[Start of Material shown]

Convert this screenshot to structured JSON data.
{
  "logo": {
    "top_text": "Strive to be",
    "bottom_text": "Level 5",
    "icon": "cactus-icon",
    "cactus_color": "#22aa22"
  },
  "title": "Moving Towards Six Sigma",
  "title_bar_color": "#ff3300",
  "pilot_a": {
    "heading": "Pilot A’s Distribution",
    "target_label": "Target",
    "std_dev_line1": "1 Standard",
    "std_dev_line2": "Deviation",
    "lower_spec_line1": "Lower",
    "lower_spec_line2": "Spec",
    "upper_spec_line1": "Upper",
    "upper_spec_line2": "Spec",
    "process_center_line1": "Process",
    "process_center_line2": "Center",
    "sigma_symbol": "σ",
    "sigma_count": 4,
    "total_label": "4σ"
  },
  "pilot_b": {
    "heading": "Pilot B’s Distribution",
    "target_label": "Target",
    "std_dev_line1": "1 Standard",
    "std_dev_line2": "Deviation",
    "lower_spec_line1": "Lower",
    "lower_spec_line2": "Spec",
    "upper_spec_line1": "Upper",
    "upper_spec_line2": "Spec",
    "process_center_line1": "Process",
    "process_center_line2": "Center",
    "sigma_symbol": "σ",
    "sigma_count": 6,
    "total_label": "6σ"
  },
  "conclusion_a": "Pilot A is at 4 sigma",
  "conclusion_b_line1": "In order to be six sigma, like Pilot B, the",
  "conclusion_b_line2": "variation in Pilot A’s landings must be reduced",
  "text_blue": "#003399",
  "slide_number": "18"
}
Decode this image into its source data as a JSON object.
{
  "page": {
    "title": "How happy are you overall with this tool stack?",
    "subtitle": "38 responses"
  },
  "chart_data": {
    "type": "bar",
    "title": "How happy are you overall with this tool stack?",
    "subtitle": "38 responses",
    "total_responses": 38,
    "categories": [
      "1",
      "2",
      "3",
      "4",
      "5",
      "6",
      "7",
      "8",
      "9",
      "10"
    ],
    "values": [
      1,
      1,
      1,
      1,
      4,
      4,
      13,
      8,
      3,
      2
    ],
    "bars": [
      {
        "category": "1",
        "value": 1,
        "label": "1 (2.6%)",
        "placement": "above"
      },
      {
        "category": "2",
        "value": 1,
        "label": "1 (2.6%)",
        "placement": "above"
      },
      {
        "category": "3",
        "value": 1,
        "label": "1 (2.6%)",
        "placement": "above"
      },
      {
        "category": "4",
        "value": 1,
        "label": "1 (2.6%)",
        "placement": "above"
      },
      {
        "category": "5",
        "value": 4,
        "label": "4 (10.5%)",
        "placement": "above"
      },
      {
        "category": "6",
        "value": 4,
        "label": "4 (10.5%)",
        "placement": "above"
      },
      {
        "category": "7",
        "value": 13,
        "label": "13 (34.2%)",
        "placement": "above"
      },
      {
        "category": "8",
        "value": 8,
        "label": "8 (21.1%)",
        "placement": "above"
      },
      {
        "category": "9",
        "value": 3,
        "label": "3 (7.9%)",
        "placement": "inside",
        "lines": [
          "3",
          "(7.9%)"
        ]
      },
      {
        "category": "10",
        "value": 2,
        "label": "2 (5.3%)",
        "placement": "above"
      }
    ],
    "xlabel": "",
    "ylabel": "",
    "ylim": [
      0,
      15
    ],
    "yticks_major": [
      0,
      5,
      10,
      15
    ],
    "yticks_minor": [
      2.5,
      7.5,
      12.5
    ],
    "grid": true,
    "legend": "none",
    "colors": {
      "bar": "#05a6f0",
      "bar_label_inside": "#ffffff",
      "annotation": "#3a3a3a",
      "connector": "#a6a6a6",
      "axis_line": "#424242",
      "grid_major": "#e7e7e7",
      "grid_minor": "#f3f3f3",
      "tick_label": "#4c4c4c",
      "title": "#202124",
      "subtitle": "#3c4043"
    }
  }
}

[End of Material shown]

Reproduce the material above, every line of it, exactly.

Convert this screenshot to structured JSON data.
{
  "logo": {
    "top_text": "Strive to be",
    "bottom_text": "Level 5",
    "icon": "cactus-icon",
    "cactus_color": "#22aa22"
  },
  "title": "Moving Towards Six Sigma",
  "title_bar_color": "#ff3300",
  "pilot_a": {
    "heading": "Pilot A’s Distribution",
    "target_label": "Target",
    "std_dev_line1": "1 Standard",
    "std_dev_line2": "Deviation",
    "lower_spec_line1": "Lower",
    "lower_spec_line2": "Spec",
    "upper_spec_line1": "Upper",
    "upper_spec_line2": "Spec",
    "process_center_line1": "Process",
    "process_center_line2": "Center",
    "sigma_symbol": "σ",
    "sigma_count": 4,
    "total_label": "4σ"
  },
  "pilot_b": {
    "heading": "Pilot B’s Distribution",
    "target_label": "Target",
    "std_dev_line1": "1 Standard",
    "std_dev_line2": "Deviation",
    "lower_spec_line1": "Lower",
    "lower_spec_line2": "Spec",
    "upper_spec_line1": "Upper",
    "upper_spec_line2": "Spec",
    "process_center_line1": "Process",
    "process_center_line2": "Center",
    "sigma_symbol": "σ",
    "sigma_count": 6,
    "total_label": "6σ"
  },
  "conclusion_a": "Pilot A is at 4 sigma",
  "conclusion_b_line1": "In order to be six sigma, like Pilot B, the",
  "conclusion_b_line2": "variation in Pilot A’s landings must be reduced",
  "text_blue": "#003399",
  "slide_number": "18"
}
Decode this image into its source data as a JSON object.
{
  "page": {
    "title": "How happy are you overall with this tool stack?",
    "subtitle": "38 responses"
  },
  "chart_data": {
    "type": "bar",
    "title": "How happy are you overall with this tool stack?",
    "subtitle": "38 responses",
    "total_responses": 38,
    "categories": [
      "1",
      "2",
      "3",
      "4",
      "5",
      "6",
      "7",
      "8",
      "9",
      "10"
    ],
    "values": [
      1,
      1,
      1,
      1,
      4,
      4,
      13,
      8,
      3,
      2
    ],
    "bars": [
      {
        "category": "1",
        "value": 1,
        "label": "1 (2.6%)",
        "placement": "above"
      },
      {
        "category": "2",
        "value": 1,
        "label": "1 (2.6%)",
        "placement": "above"
      },
      {
        "category": "3",
        "value": 1,
        "label": "1 (2.6%)",
        "placement": "above"
      },
      {
        "category": "4",
        "value": 1,
        "label": "1 (2.6%)",
        "placement": "above"
      },
      {
        "category": "5",
        "value": 4,
        "label": "4 (10.5%)",
        "placement": "above"
      },
      {
        "category": "6",
        "value": 4,
        "label": "4 (10.5%)",
        "placement": "above"
      },
      {
        "category": "7",
        "value": 13,
        "label": "13 (34.2%)",
        "placement": "above"
      },
      {
        "category": "8",
        "value": 8,
        "label": "8 (21.1%)",
        "placement": "above"
      },
      {
        "category": "9",
        "value": 3,
        "label": "3 (7.9%)",
        "placement": "inside",
        "lines": [
          "3",
          "(7.9%)"
        ]
      },
      {
        "category": "10",
        "value": 2,
        "label": "2 (5.3%)",
        "placement": "above"
      }
    ],
    "xlabel": "",
    "ylabel": "",
    "ylim": [
      0,
      15
    ],
    "yticks_major": [
      0,
      5,
      10,
      15
    ],
    "yticks_minor": [
      2.5,
      7.5,
      12.5
    ],
    "grid": true,
    "legend": "none",
    "colors": {
      "bar": "#05a6f0",
      "bar_label_inside": "#ffffff",
      "annotation": "#3a3a3a",
      "connector": "#a6a6a6",
      "axis_line": "#424242",
      "grid_major": "#e7e7e7",
      "grid_minor": "#f3f3f3",
      "tick_label": "#4c4c4c",
      "title": "#202124",
      "subtitle": "#3c4043"
    }
  }
}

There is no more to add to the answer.